:: Task description ::
Go through the data and copy every line exactly, but not the images.

:: Source records ::
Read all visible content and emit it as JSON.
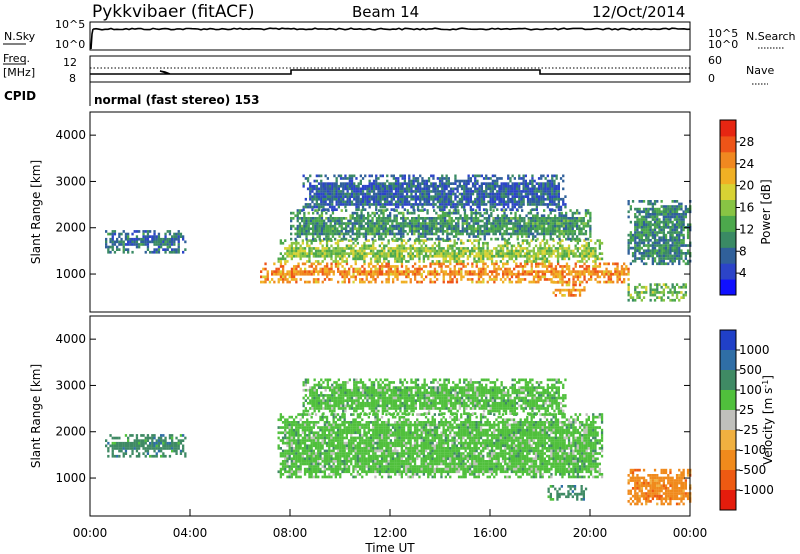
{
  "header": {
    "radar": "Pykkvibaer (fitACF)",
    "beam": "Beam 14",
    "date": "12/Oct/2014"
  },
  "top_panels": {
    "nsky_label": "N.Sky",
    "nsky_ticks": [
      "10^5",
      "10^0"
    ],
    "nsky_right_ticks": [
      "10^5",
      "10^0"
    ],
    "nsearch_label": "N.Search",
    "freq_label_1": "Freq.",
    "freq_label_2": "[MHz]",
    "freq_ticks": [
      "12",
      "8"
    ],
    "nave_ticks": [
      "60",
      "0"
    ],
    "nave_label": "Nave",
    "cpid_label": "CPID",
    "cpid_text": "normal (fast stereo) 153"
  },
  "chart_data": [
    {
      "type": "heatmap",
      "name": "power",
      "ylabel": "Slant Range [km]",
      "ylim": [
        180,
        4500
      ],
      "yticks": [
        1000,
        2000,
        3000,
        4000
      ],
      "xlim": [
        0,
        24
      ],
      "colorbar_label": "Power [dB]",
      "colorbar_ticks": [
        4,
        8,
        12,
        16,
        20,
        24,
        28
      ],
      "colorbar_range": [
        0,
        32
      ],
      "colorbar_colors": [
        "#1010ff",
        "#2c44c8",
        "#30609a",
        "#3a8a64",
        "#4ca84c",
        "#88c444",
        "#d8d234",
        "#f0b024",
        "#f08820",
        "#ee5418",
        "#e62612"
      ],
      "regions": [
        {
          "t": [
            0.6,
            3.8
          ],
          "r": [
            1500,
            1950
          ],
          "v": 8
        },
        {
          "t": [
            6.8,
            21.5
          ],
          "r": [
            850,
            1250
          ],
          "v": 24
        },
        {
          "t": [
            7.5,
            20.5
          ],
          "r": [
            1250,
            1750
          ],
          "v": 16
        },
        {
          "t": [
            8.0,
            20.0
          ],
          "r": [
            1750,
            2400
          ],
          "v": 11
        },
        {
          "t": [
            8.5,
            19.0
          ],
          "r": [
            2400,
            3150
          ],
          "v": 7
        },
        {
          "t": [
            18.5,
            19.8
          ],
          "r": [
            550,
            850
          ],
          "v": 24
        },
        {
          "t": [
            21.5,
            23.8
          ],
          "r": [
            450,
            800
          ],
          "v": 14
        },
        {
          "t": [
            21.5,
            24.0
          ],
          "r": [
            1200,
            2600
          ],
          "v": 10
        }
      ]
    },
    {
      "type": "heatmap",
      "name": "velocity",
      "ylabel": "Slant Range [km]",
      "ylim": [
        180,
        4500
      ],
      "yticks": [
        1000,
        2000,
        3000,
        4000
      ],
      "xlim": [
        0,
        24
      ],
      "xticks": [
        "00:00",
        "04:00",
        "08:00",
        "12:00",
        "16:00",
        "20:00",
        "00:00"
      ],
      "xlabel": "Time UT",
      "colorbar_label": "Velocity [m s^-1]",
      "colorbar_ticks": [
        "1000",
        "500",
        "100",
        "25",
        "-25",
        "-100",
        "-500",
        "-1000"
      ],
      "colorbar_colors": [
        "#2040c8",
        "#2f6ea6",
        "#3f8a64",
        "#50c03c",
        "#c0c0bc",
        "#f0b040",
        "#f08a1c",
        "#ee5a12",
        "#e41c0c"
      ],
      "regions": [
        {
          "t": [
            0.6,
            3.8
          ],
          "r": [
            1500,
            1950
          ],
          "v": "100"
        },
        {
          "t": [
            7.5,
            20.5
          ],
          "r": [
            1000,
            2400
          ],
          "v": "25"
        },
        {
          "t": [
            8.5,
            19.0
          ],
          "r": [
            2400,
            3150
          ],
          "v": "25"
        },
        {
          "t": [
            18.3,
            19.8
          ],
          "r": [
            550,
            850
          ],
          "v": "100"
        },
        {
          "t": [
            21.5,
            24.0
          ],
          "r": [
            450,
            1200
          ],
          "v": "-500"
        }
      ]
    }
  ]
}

:: Result below ::
Read all visible content and emit it as JSON.
{
  "header": {
    "radar": "Pykkvibaer (fitACF)",
    "beam": "Beam 14",
    "date": "12/Oct/2014"
  },
  "top_panels": {
    "nsky_label": "N.Sky",
    "nsky_ticks": [
      "10^5",
      "10^0"
    ],
    "nsky_right_ticks": [
      "10^5",
      "10^0"
    ],
    "nsearch_label": "N.Search",
    "freq_label_1": "Freq.",
    "freq_label_2": "[MHz]",
    "freq_ticks": [
      "12",
      "8"
    ],
    "nave_ticks": [
      "60",
      "0"
    ],
    "nave_label": "Nave",
    "cpid_label": "CPID",
    "cpid_text": "normal (fast stereo) 153"
  },
  "chart_data": [
    {
      "type": "heatmap",
      "name": "power",
      "ylabel": "Slant Range [km]",
      "ylim": [
        180,
        4500
      ],
      "yticks": [
        1000,
        2000,
        3000,
        4000
      ],
      "xlim": [
        0,
        24
      ],
      "colorbar_label": "Power [dB]",
      "colorbar_ticks": [
        4,
        8,
        12,
        16,
        20,
        24,
        28
      ],
      "colorbar_range": [
        0,
        32
      ],
      "colorbar_colors": [
        "#1010ff",
        "#2c44c8",
        "#30609a",
        "#3a8a64",
        "#4ca84c",
        "#88c444",
        "#d8d234",
        "#f0b024",
        "#f08820",
        "#ee5418",
        "#e62612"
      ],
      "regions": [
        {
          "t": [
            0.6,
            3.8
          ],
          "r": [
            1500,
            1950
          ],
          "v": 8
        },
        {
          "t": [
            6.8,
            21.5
          ],
          "r": [
            850,
            1250
          ],
          "v": 24
        },
        {
          "t": [
            7.5,
            20.5
          ],
          "r": [
            1250,
            1750
          ],
          "v": 16
        },
        {
          "t": [
            8.0,
            20.0
          ],
          "r": [
            1750,
            2400
          ],
          "v": 11
        },
        {
          "t": [
            8.5,
            19.0
          ],
          "r": [
            2400,
            3150
          ],
          "v": 7
        },
        {
          "t": [
            18.5,
            19.8
          ],
          "r": [
            550,
            850
          ],
          "v": 24
        },
        {
          "t": [
            21.5,
            23.8
          ],
          "r": [
            450,
            800
          ],
          "v": 14
        },
        {
          "t": [
            21.5,
            24.0
          ],
          "r": [
            1200,
            2600
          ],
          "v": 10
        }
      ]
    },
    {
      "type": "heatmap",
      "name": "velocity",
      "ylabel": "Slant Range [km]",
      "ylim": [
        180,
        4500
      ],
      "yticks": [
        1000,
        2000,
        3000,
        4000
      ],
      "xlim": [
        0,
        24
      ],
      "xticks": [
        "00:00",
        "04:00",
        "08:00",
        "12:00",
        "16:00",
        "20:00",
        "00:00"
      ],
      "xlabel": "Time UT",
      "colorbar_label": "Velocity [m s^-1]",
      "colorbar_ticks": [
        "1000",
        "500",
        "100",
        "25",
        "-25",
        "-100",
        "-500",
        "-1000"
      ],
      "colorbar_colors": [
        "#2040c8",
        "#2f6ea6",
        "#3f8a64",
        "#50c03c",
        "#c0c0bc",
        "#f0b040",
        "#f08a1c",
        "#ee5a12",
        "#e41c0c"
      ],
      "regions": [
        {
          "t": [
            0.6,
            3.8
          ],
          "r": [
            1500,
            1950
          ],
          "v": "100"
        },
        {
          "t": [
            7.5,
            20.5
          ],
          "r": [
            1000,
            2400
          ],
          "v": "25"
        },
        {
          "t": [
            8.5,
            19.0
          ],
          "r": [
            2400,
            3150
          ],
          "v": "25"
        },
        {
          "t": [
            18.3,
            19.8
          ],
          "r": [
            550,
            850
          ],
          "v": "100"
        },
        {
          "t": [
            21.5,
            24.0
          ],
          "r": [
            450,
            1200
          ],
          "v": "-500"
        }
      ]
    }
  ]
}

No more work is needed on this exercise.